## The request
Reproduce every line of the data below verbatim, omitting the pictures from your answer.

Element and region listings:
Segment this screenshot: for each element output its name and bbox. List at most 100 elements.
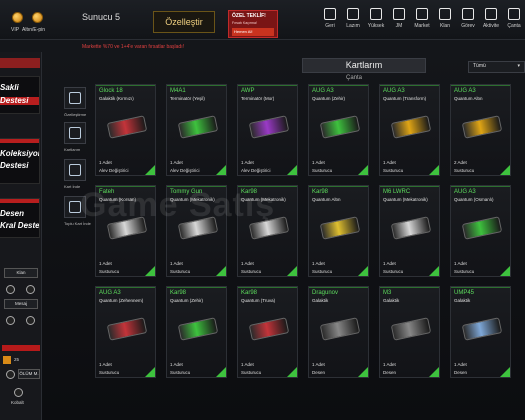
item-card[interactable]: AUG A3 Quantum (Osmanlı) 1 Adet Susturucu — [450, 185, 511, 277]
special-offer-panel[interactable]: ÖZEL TEKLİF! Fırsatı Kaçırma! Hemen Al! — [228, 10, 278, 38]
filter-value: Tümü — [473, 63, 486, 69]
card-quantity: 1 Adet — [454, 261, 467, 266]
card-skin-name: Quantum (Transform) — [383, 96, 427, 101]
profile-icon[interactable] — [6, 316, 15, 325]
nav-item-1[interactable]: Lazım — [341, 8, 365, 36]
cards-icon — [69, 127, 81, 139]
tool-label-2: Kartlarım — [64, 147, 81, 152]
item-card[interactable]: AUG A3 Quantum (Zehir) 1 Adet Susturucu — [308, 84, 369, 176]
card-edge — [167, 287, 226, 288]
klan-button[interactable]: Klan — [4, 268, 38, 278]
card-quantity: 1 Adet — [170, 362, 183, 367]
death-mode-button[interactable]: ÖLÜM M. — [18, 369, 40, 379]
deck-banner-2[interactable]: Koleksiyon Destesi — [0, 138, 40, 184]
offer-buy-button[interactable]: Hemen Al! — [232, 28, 274, 36]
card-quantity: 1 Adet — [383, 160, 396, 165]
card-type: Susturucu — [99, 370, 120, 375]
item-card[interactable]: M6 LWRC Quantum (Mekatronik) 1 Adet Susturu… — [379, 185, 440, 277]
card-edge — [96, 85, 155, 86]
weapon-attachment-image — [106, 115, 148, 139]
banner-2-line-1: Koleksiyon — [0, 149, 40, 158]
item-card[interactable]: Kar98 Quantum (Zehir) 1 Adet Susturucu — [166, 286, 227, 378]
weapon-attachment-image — [319, 115, 361, 139]
deck-banner-3[interactable]: Desen Kral Deste — [0, 198, 40, 238]
card-quantity: 1 Adet — [170, 261, 183, 266]
card-type: Susturucu — [383, 269, 404, 274]
upgrade-icon — [370, 8, 382, 20]
card-type: Susturucu — [312, 269, 333, 274]
left-panel: Sakli Destesi Koleksiyon Destesi Desen K… — [0, 52, 42, 420]
currency-label: Altın/E-pin — [22, 27, 46, 33]
item-card[interactable]: UMP45 Galaktik 1 Adet Desen — [450, 286, 511, 378]
cards-tool[interactable] — [64, 122, 86, 144]
card-rarity-corner — [358, 165, 368, 175]
item-card[interactable]: Kar98 Quantum Altın 1 Adet Susturucu — [308, 185, 369, 277]
item-card[interactable]: Glock 18 Galaktik (Kırmızı) 1 Adet Alev Değ… — [95, 84, 156, 176]
card-weapon-name: AUG A3 — [383, 88, 405, 94]
server-name: Sunucu 5 — [82, 12, 121, 22]
nav-item-0[interactable]: Geri — [318, 8, 342, 36]
card-quantity: 1 Adet — [99, 261, 112, 266]
banner-2-line-2: Destesi — [0, 161, 29, 170]
card-weapon-name: Kar98 — [312, 189, 329, 195]
card-edge — [451, 85, 510, 86]
customize-tool[interactable] — [64, 87, 86, 109]
item-card[interactable]: Kar98 Quantum (Truva) 1 Adet Susturucu — [237, 286, 298, 378]
card-weapon-name: M4A1 — [170, 88, 186, 94]
offer-subtitle: Fırsatı Kaçırma! — [232, 21, 257, 25]
card-rarity-corner — [145, 367, 155, 377]
nav-item-5[interactable]: Klan — [433, 8, 457, 36]
card-type: Susturucu — [454, 269, 475, 274]
card-skin-name: Galaktik — [454, 298, 471, 303]
left-tab[interactable] — [0, 58, 40, 68]
card-quantity: 1 Adet — [241, 362, 254, 367]
card-type: Susturucu — [454, 168, 475, 173]
settings-icon[interactable] — [26, 316, 35, 325]
item-card[interactable]: AUG A3 Quantum Altın 2 Adet Susturucu — [450, 84, 511, 176]
card-rarity-corner — [429, 266, 439, 276]
customize-button[interactable]: Özelleştir — [153, 11, 215, 33]
game-window: VIP Altın/E-pin Sunucu 5 Özelleştir ÖZEL… — [0, 0, 525, 420]
card-weapon-name: AUG A3 — [312, 88, 334, 94]
item-card[interactable]: AUG A3 Quantum (Transform) 1 Adet Susturucu — [379, 84, 440, 176]
block-icon[interactable] — [6, 285, 15, 294]
gold-coin-icon[interactable] — [32, 12, 43, 23]
item-card[interactable]: AUG A3 Quantum (Zehennem) 1 Adet Susturucu — [95, 286, 156, 378]
card-delete-icon — [69, 164, 81, 176]
card-delete-tool[interactable] — [64, 159, 86, 181]
item-card[interactable]: M4A1 Terminatör (Yeşil) 1 Adet Alev Değişti… — [166, 84, 227, 176]
nav-label: Yüksek — [367, 23, 385, 29]
nav-item-4[interactable]: Market — [410, 8, 434, 36]
tool-label-3: Kart İnde — [64, 184, 81, 189]
block-icon-2[interactable] — [26, 285, 35, 294]
card-skin-name: Terminatör (Mor) — [241, 96, 275, 101]
nav-item-8[interactable]: Çanta — [502, 8, 525, 36]
item-card[interactable]: M3 Galaktik 1 Adet Desen — [379, 286, 440, 378]
banner-3-strip — [0, 199, 39, 203]
nav-item-6[interactable]: Görev — [456, 8, 480, 36]
nav-item-7[interactable]: Aktivite — [479, 8, 503, 36]
weapon-attachment-image — [390, 115, 432, 139]
watermark: Game Satış — [80, 186, 276, 224]
item-card[interactable]: Dragunov Galaktik 1 Adet Desen — [308, 286, 369, 378]
vip-coin-icon[interactable] — [12, 12, 23, 23]
item-card[interactable]: AWP Terminatör (Mor) 1 Adet Alev Değiştiric… — [237, 84, 298, 176]
filter-dropdown[interactable]: Tümü ▾ — [468, 61, 525, 73]
card-skin-name: Galaktik — [312, 298, 329, 303]
chevron-down-icon: ▾ — [517, 63, 520, 69]
message-button[interactable]: Mesaj — [4, 299, 38, 309]
card-rarity-corner — [500, 367, 510, 377]
card-type: Susturucu — [383, 168, 404, 173]
card-weapon-name: Dragunov — [312, 290, 339, 296]
market-icon — [416, 8, 428, 20]
nav-item-2[interactable]: Yüksek — [364, 8, 388, 36]
nav-label: JM — [395, 23, 403, 29]
card-quantity: 2 Adet — [454, 160, 467, 165]
card-rarity-corner — [145, 165, 155, 175]
deck-banner-1[interactable]: Sakli Destesi — [0, 76, 40, 114]
card-skin-name: Terminatör (Yeşil) — [170, 96, 205, 101]
nav-item-3[interactable]: JM — [387, 8, 411, 36]
nav-label: Görev — [461, 23, 475, 29]
card-rarity-corner — [429, 367, 439, 377]
card-edge — [380, 287, 439, 288]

## Completed task
Segment this screenshot: for each element output its name and bbox. List at most 100 elements.
item-card[interactable]: AUG A3 Quantum (Osmanlı) 1 Adet Susturucu — [450, 185, 511, 277]
special-offer-panel[interactable]: ÖZEL TEKLİF! Fırsatı Kaçırma! Hemen Al! — [228, 10, 278, 38]
filter-value: Tümü — [473, 63, 486, 69]
card-quantity: 1 Adet — [454, 261, 467, 266]
card-skin-name: Quantum (Transform) — [383, 96, 427, 101]
profile-icon[interactable] — [6, 316, 15, 325]
nav-item-1[interactable]: Lazım — [341, 8, 365, 36]
cards-icon — [69, 127, 81, 139]
tool-label-2: Kartlarım — [64, 147, 81, 152]
item-card[interactable]: AUG A3 Quantum (Zehir) 1 Adet Susturucu — [308, 84, 369, 176]
card-edge — [167, 287, 226, 288]
klan-button[interactable]: Klan — [4, 268, 38, 278]
card-quantity: 1 Adet — [170, 362, 183, 367]
death-mode-button[interactable]: ÖLÜM M. — [18, 369, 40, 379]
deck-banner-2[interactable]: Koleksiyon Destesi — [0, 138, 40, 184]
offer-buy-button[interactable]: Hemen Al! — [232, 28, 274, 36]
card-quantity: 1 Adet — [383, 160, 396, 165]
card-type: Susturucu — [99, 370, 120, 375]
item-card[interactable]: M6 LWRC Quantum (Mekatronik) 1 Adet Susturu… — [379, 185, 440, 277]
card-edge — [96, 85, 155, 86]
weapon-attachment-image — [106, 115, 148, 139]
banner-2-line-1: Koleksiyon — [0, 149, 40, 158]
item-card[interactable]: Kar98 Quantum (Zehir) 1 Adet Susturucu — [166, 286, 227, 378]
weapon-attachment-image — [319, 115, 361, 139]
deck-banner-3[interactable]: Desen Kral Deste — [0, 198, 40, 238]
card-quantity: 1 Adet — [170, 261, 183, 266]
card-type: Susturucu — [383, 269, 404, 274]
upgrade-icon — [370, 8, 382, 20]
card-type: Susturucu — [312, 269, 333, 274]
left-panel: Sakli Destesi Koleksiyon Destesi Desen K… — [0, 52, 42, 420]
currency-label: Altın/E-pin — [22, 27, 46, 33]
item-card[interactable]: UMP45 Galaktik 1 Adet Desen — [450, 286, 511, 378]
cards-tool[interactable] — [64, 122, 86, 144]
card-rarity-corner — [358, 165, 368, 175]
item-card[interactable]: Kar98 Quantum Altın 1 Adet Susturucu — [308, 185, 369, 277]
item-card[interactable]: Glock 18 Galaktik (Kırmızı) 1 Adet Alev Değ… — [95, 84, 156, 176]
card-weapon-name: AUG A3 — [383, 88, 405, 94]
server-name: Sunucu 5 — [82, 12, 121, 22]
nav-item-0[interactable]: Geri — [318, 8, 342, 36]
card-quantity: 1 Adet — [99, 261, 112, 266]
banner-2-line-2: Destesi — [0, 161, 29, 170]
card-weapon-name: Kar98 — [312, 189, 329, 195]
card-edge — [451, 85, 510, 86]
customize-tool[interactable] — [64, 87, 86, 109]
item-card[interactable]: Kar98 Quantum (Truva) 1 Adet Susturucu — [237, 286, 298, 378]
card-weapon-name: M4A1 — [170, 88, 186, 94]
offer-subtitle: Fırsatı Kaçırma! — [232, 21, 257, 25]
card-rarity-corner — [145, 367, 155, 377]
nav-item-5[interactable]: Klan — [433, 8, 457, 36]
card-type: Susturucu — [454, 269, 475, 274]
card-skin-name: Galaktik — [454, 298, 471, 303]
left-tab[interactable] — [0, 58, 40, 68]
card-quantity: 1 Adet — [241, 362, 254, 367]
card-type: Susturucu — [454, 168, 475, 173]
settings-icon[interactable] — [26, 316, 35, 325]
item-card[interactable]: AUG A3 Quantum Altın 2 Adet Susturucu — [450, 84, 511, 176]
card-rarity-corner — [429, 266, 439, 276]
customize-button[interactable]: Özelleştir — [153, 11, 215, 33]
game-window: VIP Altın/E-pin Sunucu 5 Özelleştir ÖZEL… — [0, 0, 525, 420]
card-weapon-name: AUG A3 — [312, 88, 334, 94]
item-card[interactable]: AUG A3 Quantum (Transform) 1 Adet Susturucu — [379, 84, 440, 176]
block-icon[interactable] — [6, 285, 15, 294]
gold-coin-icon[interactable] — [32, 12, 43, 23]
item-card[interactable]: AUG A3 Quantum (Zehennem) 1 Adet Susturucu — [95, 286, 156, 378]
card-delete-icon — [69, 164, 81, 176]
card-delete-tool[interactable] — [64, 159, 86, 181]
item-card[interactable]: M4A1 Terminatör (Yeşil) 1 Adet Alev Değişti… — [166, 84, 227, 176]
nav-label: Yüksek — [367, 23, 385, 29]
nav-item-4[interactable]: Market — [410, 8, 434, 36]
tool-label-3: Kart İnde — [64, 184, 81, 189]
block-icon-2[interactable] — [26, 285, 35, 294]
card-skin-name: Terminatör (Mor) — [241, 96, 275, 101]
nav-item-8[interactable]: Çanta — [502, 8, 525, 36]
item-card[interactable]: M3 Galaktik 1 Adet Desen — [379, 286, 440, 378]
banner-3-strip — [0, 199, 39, 203]
nav-item-6[interactable]: Görev — [456, 8, 480, 36]
nav-item-7[interactable]: Aktivite — [479, 8, 503, 36]
weapon-attachment-image — [390, 115, 432, 139]
watermark: Game Satış — [80, 186, 276, 224]
item-card[interactable]: Dragunov Galaktik 1 Adet Desen — [308, 286, 369, 378]
vip-coin-icon[interactable] — [12, 12, 23, 23]
item-card[interactable]: AWP Terminatör (Mor) 1 Adet Alev Değiştiric… — [237, 84, 298, 176]
filter-dropdown[interactable]: Tümü ▾ — [468, 61, 525, 73]
card-skin-name: Galaktik — [312, 298, 329, 303]
chevron-down-icon: ▾ — [517, 63, 520, 69]
message-button[interactable]: Mesaj — [4, 299, 38, 309]
card-rarity-corner — [500, 367, 510, 377]
card-type: Susturucu — [383, 168, 404, 173]
card-weapon-name: Dragunov — [312, 290, 339, 296]
market-icon — [416, 8, 428, 20]
nav-item-2[interactable]: Yüksek — [364, 8, 388, 36]
nav-label: JM — [395, 23, 403, 29]
card-quantity: 2 Adet — [454, 160, 467, 165]
card-rarity-corner — [145, 165, 155, 175]
deck-banner-1[interactable]: Sakli Destesi — [0, 76, 40, 114]
card-skin-name: Terminatör (Yeşil) — [170, 96, 205, 101]
nav-item-3[interactable]: JM — [387, 8, 411, 36]
nav-label: Görev — [461, 23, 475, 29]
card-rarity-corner — [429, 367, 439, 377]
card-edge — [380, 287, 439, 288]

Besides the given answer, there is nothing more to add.